What is expected ::
Search the listing for "rectangle" and copy every line where it appears.

Data rows ::
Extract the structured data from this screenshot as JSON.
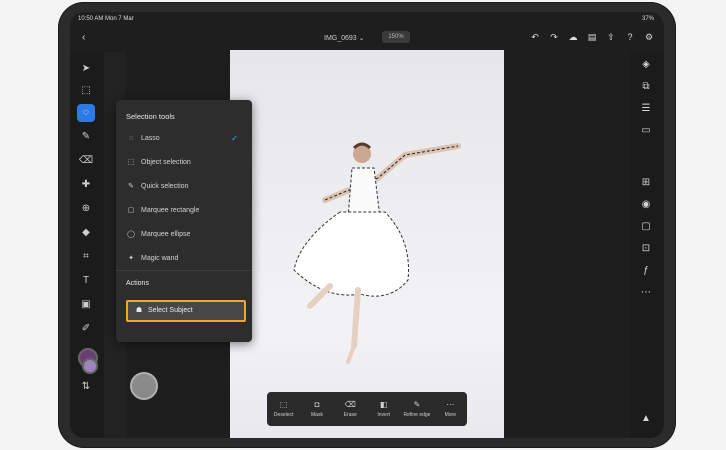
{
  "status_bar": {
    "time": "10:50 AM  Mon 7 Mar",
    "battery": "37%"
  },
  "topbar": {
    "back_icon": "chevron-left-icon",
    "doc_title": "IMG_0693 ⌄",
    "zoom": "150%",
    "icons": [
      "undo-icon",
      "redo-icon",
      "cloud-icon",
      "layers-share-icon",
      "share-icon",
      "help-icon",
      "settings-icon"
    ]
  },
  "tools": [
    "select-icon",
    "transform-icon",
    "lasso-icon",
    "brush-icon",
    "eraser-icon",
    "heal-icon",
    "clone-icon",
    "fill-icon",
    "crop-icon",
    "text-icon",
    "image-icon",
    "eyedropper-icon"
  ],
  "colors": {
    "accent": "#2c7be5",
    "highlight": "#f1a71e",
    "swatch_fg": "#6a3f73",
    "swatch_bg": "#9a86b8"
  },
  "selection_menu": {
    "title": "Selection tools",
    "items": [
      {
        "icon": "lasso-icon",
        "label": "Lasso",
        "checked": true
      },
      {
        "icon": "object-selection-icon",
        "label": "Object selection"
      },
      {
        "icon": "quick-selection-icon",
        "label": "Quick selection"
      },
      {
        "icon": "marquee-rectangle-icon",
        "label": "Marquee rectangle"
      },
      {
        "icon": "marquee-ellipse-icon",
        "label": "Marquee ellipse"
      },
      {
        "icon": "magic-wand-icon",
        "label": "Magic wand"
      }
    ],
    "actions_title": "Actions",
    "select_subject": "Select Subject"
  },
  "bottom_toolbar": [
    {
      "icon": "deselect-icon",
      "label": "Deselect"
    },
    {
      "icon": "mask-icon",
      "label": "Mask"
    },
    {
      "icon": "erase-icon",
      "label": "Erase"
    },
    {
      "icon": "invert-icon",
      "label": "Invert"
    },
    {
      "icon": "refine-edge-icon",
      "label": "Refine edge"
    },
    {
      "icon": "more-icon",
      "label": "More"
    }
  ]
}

Solution to the exercise ::
        "icon": "marquee-rectangle-icon",
        "label": "Marquee rectangle"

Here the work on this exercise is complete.